- Kaynak metin -

- - - - - - -

FİL ( ELEMTERE ) SURESİ.
Habeş hükümdarı Ebrehe, Yemen diyarını zapt eder ve Payitahtını korumak için Kabe’ye karşı bir Kilise yaptırır. Bu, maksadına, ulaşmak için de, Kabe’yi, yıkmak üzere Mekke’ye doğru yürür. Hz. Peygamberimizin, doğduğu yıldır bu yıl. Ebrehe’nin büyük bir fil ordusu vardı. Savaşta, bu filleri kullanıyordu ve fillerin büyüğü olan MAMUT adını taşıyanına ise Ebrehe çok güveniyordu. Mekke’yi, zapt edip, Kabe’yi, yıkmak için, filleriyle gelince, fil bir türlü Kabe üzerine yürümüyor ve yere diz çöküyordu. Başka taraflara koşarak, gidiyordu. Tam, bu esnada, bir çok EBABİL kuşu denen kuşlar, gökyüzünden, ağızlarında ki, ayaklarında ki taşları Ebrehe’nin askerleri üzerine atıyorlardı. Bu taşlar, askerleri ya öldürüyor, veya bir tür hastalığa sebep oluyordu. Bazı askerler de, Yemene kaçtılar. Ebrehe de, hasta bir halde, Yemen den Sana’ya kaçtı orada hastalıktan dolayı öldü.
Ebrehe ordusu, Mekke’yi kuşattığı zaman kentin idaresi, Hz. Peygamber’in dedesi Abdülmuttalip’in idaresindeydi. Mekke’ye, yaklaşan Ebrehe’yi durdurmak ve aldığı mal ve develeri tekrar istemek için, Abdülmuttalip, Ebrehe’den, askerlerin el koyduğu deve sürülerini geri vermesini talep eder. Bu isteğe, Ebrehe güler ve sen ne biçim adamsın, ben koca Kabe’yi yıkmaya gelmişim, sen Kabe’yi yıktırmayacağın yerde, gelmiş benden develeri istiyorsun der. Abdülmuttalip de şöyle söyler. Ben, sahip olduğum develeri, korumakla görevliyim. Kabe’ye, gelince, o’nu, sahibi olan, kudret koruyacaktır der.

- - - - - - -

- Veri bölümü -
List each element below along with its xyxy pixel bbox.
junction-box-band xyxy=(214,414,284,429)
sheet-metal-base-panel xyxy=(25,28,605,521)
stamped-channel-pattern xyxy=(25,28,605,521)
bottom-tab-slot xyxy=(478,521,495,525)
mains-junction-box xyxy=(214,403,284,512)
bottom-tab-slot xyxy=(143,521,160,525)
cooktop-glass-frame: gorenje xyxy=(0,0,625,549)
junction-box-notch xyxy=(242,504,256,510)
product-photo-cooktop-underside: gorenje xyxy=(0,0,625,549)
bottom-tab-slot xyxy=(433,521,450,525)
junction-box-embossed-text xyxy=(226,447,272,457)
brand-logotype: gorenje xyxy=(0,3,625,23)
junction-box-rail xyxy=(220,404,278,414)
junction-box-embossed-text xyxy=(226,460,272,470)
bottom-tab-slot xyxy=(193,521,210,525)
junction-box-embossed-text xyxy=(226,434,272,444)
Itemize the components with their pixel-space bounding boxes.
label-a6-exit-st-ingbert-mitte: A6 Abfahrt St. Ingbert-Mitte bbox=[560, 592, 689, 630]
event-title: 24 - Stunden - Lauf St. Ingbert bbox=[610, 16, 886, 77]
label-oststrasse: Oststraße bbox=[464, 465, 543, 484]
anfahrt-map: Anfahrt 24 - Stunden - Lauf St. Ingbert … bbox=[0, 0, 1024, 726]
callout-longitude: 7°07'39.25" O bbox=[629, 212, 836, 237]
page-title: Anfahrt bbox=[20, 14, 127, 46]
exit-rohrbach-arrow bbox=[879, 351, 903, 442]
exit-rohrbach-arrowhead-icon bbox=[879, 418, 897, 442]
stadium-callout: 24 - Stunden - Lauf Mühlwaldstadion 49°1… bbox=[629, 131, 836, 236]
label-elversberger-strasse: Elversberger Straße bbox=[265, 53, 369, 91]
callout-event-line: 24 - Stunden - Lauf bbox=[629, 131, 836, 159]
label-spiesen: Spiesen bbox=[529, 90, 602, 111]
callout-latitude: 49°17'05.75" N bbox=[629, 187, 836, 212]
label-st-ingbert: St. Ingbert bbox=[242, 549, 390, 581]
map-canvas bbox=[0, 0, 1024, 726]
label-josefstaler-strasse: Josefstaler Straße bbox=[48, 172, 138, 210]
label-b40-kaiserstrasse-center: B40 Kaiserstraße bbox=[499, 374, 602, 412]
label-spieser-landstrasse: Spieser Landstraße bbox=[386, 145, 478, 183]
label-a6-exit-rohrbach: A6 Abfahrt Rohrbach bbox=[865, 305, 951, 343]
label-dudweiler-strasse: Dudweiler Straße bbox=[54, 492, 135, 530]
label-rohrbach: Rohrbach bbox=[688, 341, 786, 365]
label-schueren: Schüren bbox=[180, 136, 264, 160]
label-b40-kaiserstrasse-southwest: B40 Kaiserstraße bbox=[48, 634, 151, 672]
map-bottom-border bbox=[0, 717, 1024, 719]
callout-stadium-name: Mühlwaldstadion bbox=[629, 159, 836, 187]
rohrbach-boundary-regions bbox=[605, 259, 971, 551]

- - - - - - -

- Görevler -
**a.** Fil Suresi ile ilgili metne göre şu soruları cevaplayın:
(i) Ebrehe'nin en çok güvendiği büyük filin adı neydi?
(ii) Ebrehe hasta halde kaçtığı hangi yerde öldü?
(iii) Ebrehe ordusu Mekke'yi kuşattığında kentin idaresi kimdeydi?
**b.** Metne göre Abdülmuttalip, Ebrehe'den Kabe'yi korumak yerine neden develerini geri istedi?
Cevap verirken yalnızca metni kullanın.

- Yazılı cevaplar -
**a.**
(i) MAMUT.
(ii) Sana'da.
(iii) Hz. Peygamber'in dedesi Abdülmuttalip'in idaresindeydi.

**b.** Abdülmuttalip, kendisinin sahip olduğu develeri korumakla görevli olduğunu söyledi. Kabe'yi ise sahibi olan kudretin koruyacağını belirtti.